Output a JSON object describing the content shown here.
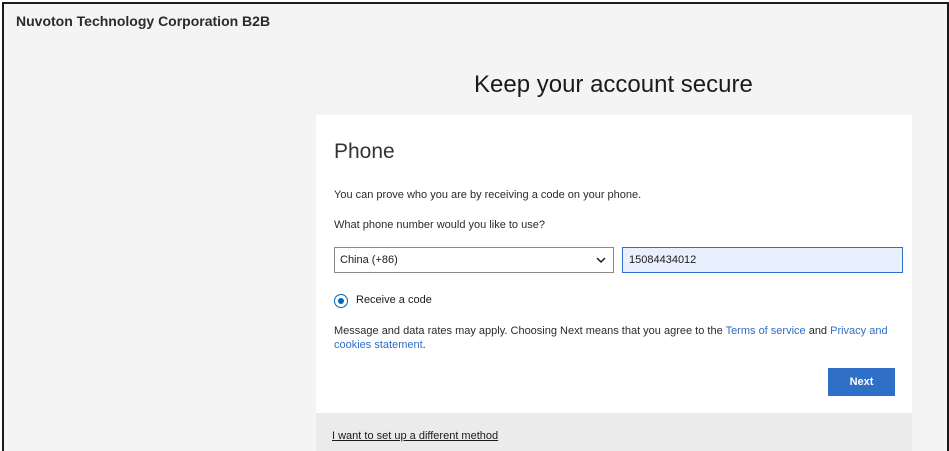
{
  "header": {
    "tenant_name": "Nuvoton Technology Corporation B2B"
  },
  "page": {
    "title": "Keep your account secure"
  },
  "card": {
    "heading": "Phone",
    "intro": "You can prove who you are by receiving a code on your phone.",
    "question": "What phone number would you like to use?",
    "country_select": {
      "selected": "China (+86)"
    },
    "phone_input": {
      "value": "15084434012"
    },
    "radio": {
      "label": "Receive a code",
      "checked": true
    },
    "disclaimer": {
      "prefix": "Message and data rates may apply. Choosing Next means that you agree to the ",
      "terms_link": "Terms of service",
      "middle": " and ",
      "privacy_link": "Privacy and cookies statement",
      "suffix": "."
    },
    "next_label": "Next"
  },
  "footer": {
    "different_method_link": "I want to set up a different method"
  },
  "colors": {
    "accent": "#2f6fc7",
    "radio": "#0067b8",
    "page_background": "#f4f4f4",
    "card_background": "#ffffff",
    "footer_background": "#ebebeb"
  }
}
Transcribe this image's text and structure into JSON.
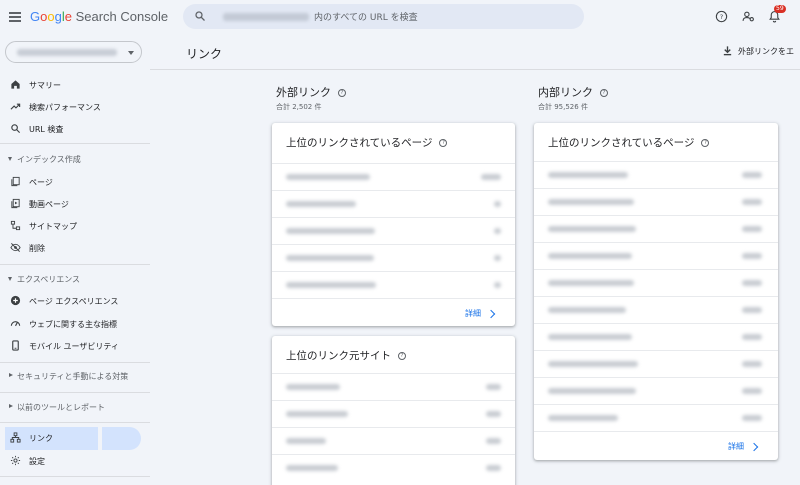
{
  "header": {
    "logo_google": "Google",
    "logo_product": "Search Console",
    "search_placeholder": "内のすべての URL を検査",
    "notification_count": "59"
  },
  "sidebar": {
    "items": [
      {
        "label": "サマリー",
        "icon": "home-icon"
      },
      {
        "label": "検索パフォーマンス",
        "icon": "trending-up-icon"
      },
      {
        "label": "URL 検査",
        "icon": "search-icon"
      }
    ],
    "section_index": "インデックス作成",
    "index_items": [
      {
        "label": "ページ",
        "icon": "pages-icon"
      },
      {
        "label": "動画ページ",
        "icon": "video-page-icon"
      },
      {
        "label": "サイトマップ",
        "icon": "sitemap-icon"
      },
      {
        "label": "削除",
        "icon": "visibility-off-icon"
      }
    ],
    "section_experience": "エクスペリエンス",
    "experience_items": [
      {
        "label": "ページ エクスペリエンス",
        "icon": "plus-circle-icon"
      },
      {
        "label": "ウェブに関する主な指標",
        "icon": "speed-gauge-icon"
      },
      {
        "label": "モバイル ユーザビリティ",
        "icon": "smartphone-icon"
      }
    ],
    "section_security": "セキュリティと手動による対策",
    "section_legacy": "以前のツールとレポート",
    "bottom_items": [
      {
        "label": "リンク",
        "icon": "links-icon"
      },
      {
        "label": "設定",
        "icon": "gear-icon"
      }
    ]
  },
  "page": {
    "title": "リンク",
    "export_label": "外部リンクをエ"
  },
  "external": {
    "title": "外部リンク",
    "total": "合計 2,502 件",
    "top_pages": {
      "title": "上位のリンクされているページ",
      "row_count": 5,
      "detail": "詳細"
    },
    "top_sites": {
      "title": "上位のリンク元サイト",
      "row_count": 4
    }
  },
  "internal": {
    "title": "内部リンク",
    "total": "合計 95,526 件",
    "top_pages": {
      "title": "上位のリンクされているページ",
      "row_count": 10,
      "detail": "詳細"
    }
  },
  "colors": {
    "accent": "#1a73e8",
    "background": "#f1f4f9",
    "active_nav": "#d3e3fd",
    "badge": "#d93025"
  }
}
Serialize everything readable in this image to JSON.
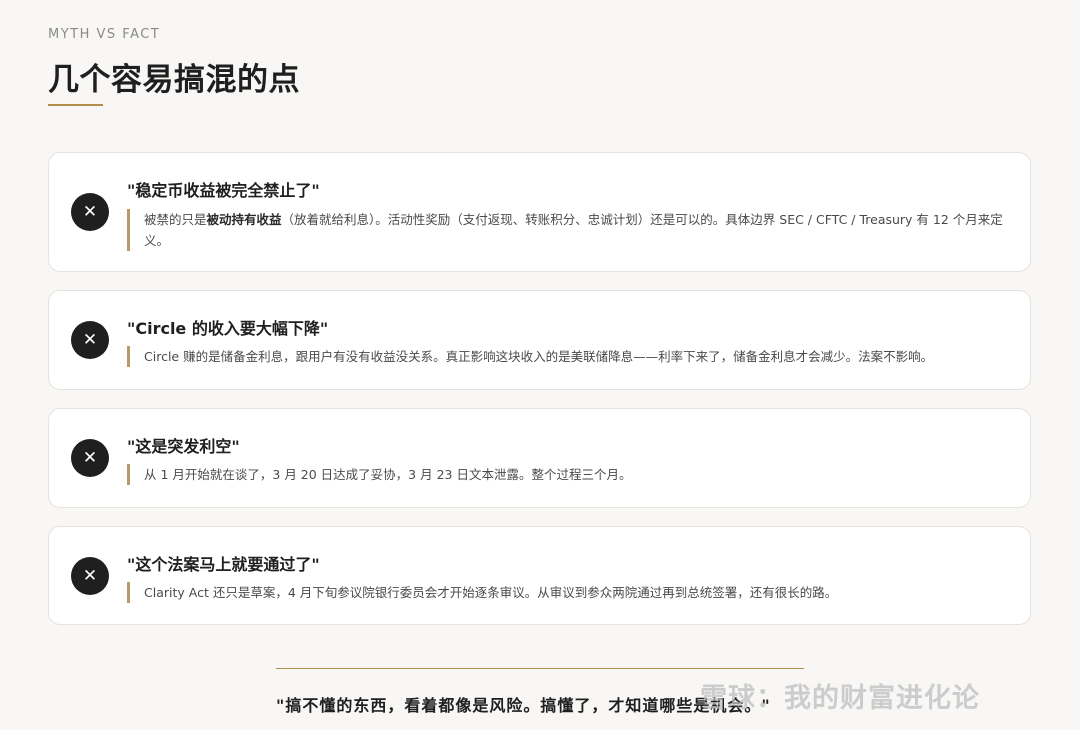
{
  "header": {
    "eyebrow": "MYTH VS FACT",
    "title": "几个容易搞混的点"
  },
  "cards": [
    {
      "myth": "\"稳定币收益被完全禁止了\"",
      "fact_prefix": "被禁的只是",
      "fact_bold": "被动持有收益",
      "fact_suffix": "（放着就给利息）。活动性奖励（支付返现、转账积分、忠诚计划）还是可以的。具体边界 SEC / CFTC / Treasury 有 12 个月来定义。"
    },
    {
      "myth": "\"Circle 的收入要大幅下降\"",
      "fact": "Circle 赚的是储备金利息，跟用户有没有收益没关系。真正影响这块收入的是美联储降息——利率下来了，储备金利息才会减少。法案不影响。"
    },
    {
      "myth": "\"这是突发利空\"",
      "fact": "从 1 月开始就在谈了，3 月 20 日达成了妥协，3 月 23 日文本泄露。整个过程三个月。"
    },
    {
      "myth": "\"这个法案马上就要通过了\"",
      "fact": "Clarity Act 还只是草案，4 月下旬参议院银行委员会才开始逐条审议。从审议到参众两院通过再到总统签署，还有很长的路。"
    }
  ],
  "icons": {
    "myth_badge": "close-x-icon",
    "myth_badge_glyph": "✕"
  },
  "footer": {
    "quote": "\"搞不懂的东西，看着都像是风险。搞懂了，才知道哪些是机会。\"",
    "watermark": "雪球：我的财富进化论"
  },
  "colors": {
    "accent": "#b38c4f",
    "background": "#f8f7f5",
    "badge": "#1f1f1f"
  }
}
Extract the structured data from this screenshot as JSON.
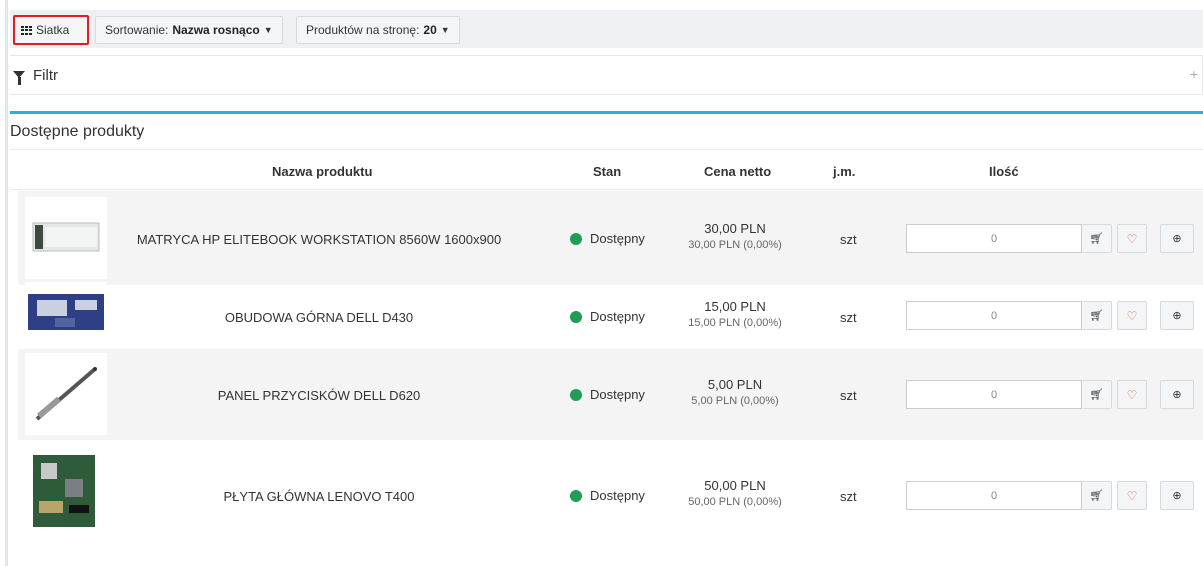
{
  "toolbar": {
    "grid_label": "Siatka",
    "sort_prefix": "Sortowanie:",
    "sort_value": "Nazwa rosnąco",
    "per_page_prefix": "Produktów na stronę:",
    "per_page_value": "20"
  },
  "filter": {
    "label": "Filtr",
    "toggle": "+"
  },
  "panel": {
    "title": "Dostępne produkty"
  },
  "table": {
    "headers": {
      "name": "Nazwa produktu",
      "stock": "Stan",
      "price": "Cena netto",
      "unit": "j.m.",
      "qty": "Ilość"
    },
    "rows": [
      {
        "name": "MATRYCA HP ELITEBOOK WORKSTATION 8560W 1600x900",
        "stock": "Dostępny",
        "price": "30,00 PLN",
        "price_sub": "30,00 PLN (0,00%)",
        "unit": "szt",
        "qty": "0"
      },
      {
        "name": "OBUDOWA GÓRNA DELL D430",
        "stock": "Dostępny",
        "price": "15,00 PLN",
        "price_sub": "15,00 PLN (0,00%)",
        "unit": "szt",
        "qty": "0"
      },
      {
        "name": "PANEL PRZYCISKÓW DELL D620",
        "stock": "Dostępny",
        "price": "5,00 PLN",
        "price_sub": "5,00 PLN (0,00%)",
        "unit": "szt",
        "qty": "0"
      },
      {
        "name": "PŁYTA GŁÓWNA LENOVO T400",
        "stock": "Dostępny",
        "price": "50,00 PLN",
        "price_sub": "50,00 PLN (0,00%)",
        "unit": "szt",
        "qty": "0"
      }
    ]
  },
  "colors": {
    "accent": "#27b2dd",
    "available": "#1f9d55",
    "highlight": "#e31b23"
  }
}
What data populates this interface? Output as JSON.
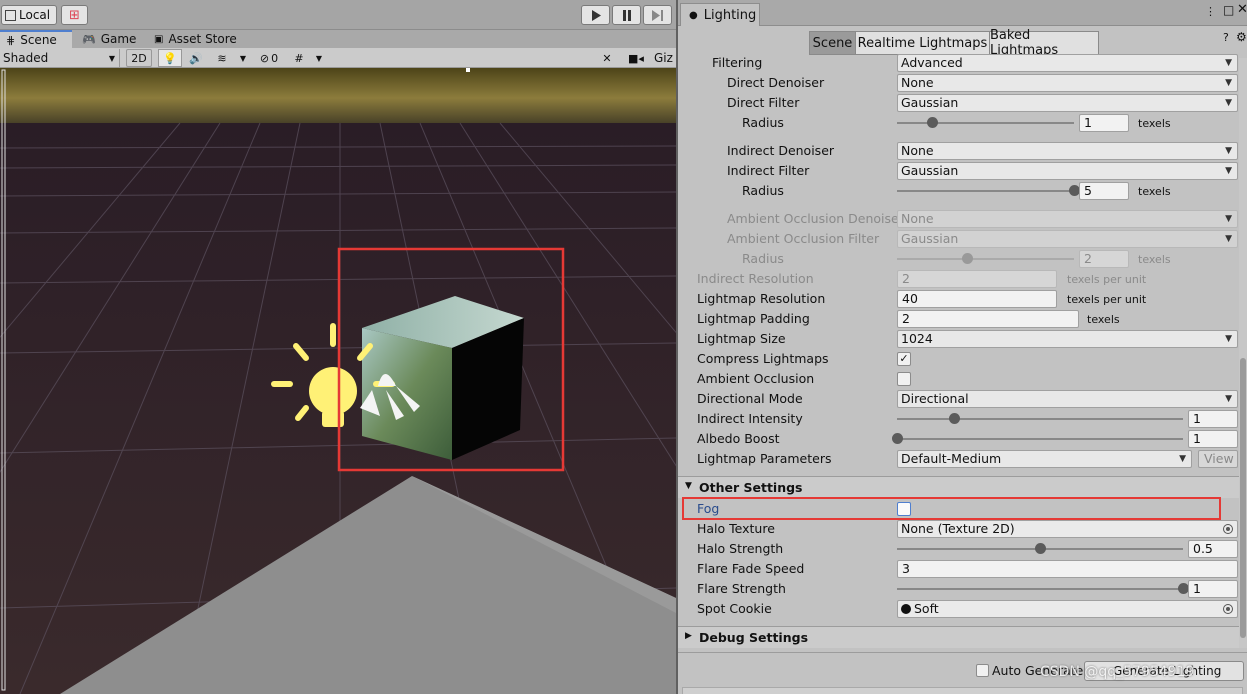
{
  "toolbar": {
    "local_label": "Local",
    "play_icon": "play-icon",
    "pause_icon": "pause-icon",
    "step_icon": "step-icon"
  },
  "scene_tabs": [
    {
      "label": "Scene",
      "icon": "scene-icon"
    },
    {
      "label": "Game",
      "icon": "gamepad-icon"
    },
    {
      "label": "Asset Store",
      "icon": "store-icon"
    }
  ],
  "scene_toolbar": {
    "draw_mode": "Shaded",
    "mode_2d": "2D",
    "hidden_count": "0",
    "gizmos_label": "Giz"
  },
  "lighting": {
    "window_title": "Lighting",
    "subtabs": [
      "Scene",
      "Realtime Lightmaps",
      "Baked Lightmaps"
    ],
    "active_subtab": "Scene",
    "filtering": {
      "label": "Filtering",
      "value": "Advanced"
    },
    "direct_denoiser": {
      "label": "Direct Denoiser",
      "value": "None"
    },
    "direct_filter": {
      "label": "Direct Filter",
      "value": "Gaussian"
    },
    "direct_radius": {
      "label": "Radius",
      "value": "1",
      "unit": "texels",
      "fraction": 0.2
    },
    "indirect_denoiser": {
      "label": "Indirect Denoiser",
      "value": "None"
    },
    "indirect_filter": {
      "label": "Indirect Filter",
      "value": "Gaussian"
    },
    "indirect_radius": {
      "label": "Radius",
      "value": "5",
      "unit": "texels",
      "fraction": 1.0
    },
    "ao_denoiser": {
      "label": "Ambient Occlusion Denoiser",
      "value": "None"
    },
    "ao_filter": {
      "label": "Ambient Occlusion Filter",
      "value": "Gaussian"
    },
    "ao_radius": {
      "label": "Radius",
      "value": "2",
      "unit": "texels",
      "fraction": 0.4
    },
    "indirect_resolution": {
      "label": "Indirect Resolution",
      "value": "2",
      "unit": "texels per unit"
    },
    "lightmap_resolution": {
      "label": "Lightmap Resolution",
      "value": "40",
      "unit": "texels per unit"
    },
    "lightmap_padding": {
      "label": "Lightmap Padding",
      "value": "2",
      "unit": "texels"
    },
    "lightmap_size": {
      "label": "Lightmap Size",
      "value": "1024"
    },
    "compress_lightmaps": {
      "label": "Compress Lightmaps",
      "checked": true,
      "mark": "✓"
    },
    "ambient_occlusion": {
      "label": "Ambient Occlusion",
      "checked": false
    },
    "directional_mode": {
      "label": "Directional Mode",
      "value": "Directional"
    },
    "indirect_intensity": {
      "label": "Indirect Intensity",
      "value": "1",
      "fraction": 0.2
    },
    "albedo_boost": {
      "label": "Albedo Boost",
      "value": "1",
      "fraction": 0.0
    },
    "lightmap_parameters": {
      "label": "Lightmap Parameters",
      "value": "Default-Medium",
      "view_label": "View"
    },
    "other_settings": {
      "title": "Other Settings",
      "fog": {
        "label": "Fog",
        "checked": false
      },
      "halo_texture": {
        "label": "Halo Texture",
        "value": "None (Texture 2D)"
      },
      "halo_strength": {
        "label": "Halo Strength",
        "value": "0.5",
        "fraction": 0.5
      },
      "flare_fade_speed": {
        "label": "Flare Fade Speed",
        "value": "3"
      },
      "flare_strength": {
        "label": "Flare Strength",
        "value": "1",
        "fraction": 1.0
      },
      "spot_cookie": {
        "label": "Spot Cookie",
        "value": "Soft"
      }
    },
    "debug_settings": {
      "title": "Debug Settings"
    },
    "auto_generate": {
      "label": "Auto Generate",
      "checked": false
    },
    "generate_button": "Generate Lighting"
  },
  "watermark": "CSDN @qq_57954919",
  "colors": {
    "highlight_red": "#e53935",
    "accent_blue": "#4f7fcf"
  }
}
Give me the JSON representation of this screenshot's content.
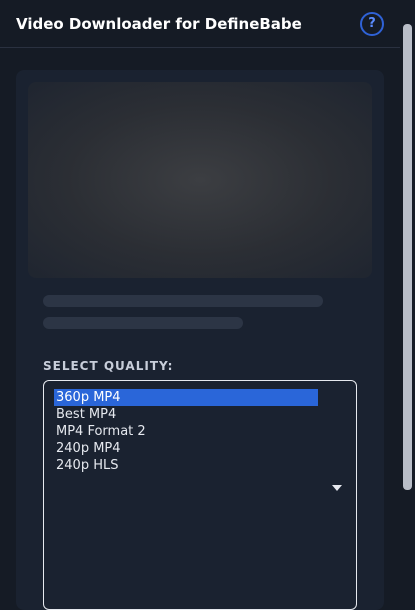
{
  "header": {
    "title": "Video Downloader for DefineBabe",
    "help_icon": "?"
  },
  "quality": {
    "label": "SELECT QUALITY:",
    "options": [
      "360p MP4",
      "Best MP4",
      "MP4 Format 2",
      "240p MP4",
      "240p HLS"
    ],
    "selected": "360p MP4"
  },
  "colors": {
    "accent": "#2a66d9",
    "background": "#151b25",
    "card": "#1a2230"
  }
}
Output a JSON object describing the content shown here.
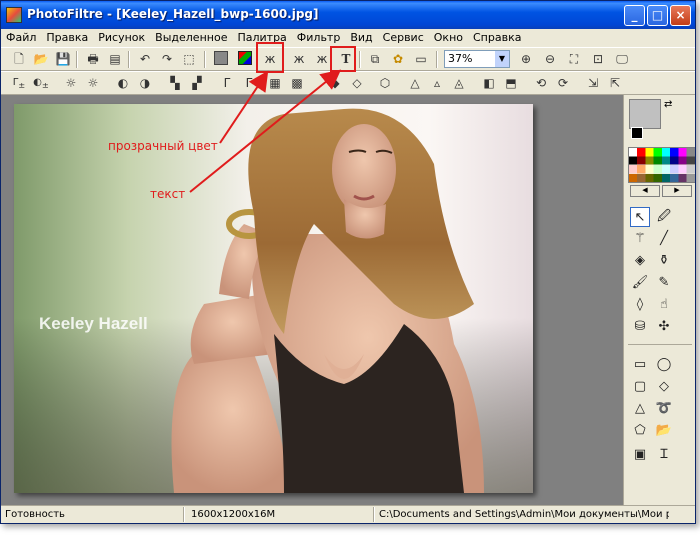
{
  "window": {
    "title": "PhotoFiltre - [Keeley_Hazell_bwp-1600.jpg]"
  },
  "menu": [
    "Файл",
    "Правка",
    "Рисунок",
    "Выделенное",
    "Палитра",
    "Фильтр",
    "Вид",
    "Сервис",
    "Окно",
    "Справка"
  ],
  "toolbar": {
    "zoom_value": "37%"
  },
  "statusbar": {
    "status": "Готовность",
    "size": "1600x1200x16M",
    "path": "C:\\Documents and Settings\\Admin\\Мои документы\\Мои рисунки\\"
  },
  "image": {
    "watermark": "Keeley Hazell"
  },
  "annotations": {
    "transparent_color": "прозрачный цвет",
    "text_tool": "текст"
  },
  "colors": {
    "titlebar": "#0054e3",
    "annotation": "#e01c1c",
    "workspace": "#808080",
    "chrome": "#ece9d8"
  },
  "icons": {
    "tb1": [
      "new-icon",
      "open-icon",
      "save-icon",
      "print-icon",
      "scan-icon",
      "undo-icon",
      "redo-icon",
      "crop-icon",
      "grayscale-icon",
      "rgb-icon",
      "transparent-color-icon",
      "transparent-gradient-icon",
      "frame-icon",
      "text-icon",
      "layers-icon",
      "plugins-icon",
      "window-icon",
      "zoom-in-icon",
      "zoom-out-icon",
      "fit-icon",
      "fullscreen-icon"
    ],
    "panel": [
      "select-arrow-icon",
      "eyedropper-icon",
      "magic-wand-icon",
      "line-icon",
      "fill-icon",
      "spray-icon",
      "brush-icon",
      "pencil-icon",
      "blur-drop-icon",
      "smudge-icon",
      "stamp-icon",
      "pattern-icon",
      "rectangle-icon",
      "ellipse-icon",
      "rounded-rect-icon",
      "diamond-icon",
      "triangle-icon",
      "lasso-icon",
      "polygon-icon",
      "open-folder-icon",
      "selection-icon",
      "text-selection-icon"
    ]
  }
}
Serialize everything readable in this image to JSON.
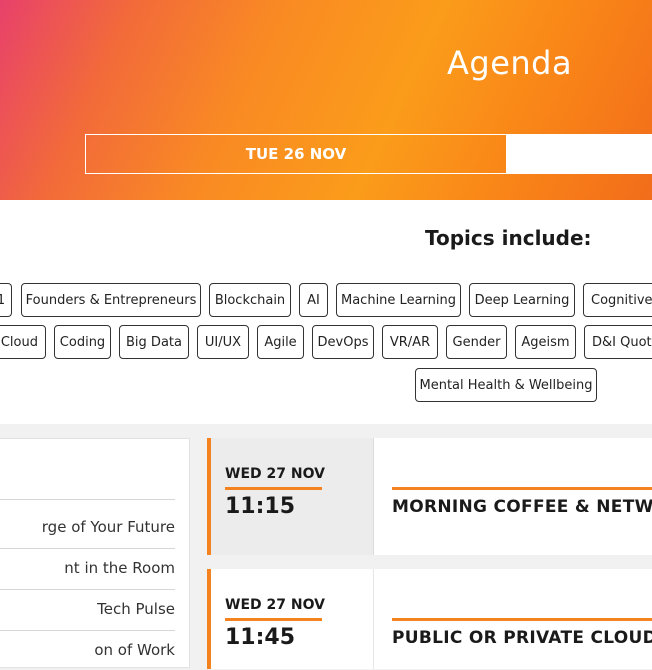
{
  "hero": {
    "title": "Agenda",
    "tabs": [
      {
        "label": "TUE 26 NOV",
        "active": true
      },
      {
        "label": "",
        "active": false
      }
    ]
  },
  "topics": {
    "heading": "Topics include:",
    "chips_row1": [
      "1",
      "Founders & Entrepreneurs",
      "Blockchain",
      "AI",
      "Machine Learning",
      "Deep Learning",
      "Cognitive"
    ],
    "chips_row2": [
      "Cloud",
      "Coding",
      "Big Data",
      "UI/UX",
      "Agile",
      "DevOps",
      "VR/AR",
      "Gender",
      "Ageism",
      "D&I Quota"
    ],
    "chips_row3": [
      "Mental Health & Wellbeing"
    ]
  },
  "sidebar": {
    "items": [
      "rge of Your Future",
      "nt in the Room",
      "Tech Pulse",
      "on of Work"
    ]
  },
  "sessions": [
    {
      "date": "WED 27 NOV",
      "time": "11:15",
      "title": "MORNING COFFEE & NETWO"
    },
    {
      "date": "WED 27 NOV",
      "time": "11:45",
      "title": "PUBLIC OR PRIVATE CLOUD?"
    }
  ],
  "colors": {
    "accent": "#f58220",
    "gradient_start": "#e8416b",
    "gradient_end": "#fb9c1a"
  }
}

****

* _Stated task_: Report every line containing the word "selected" from the listing above.

* _Written solution_:
      "selected": "China (+86)"
    "selected": "360p MP4"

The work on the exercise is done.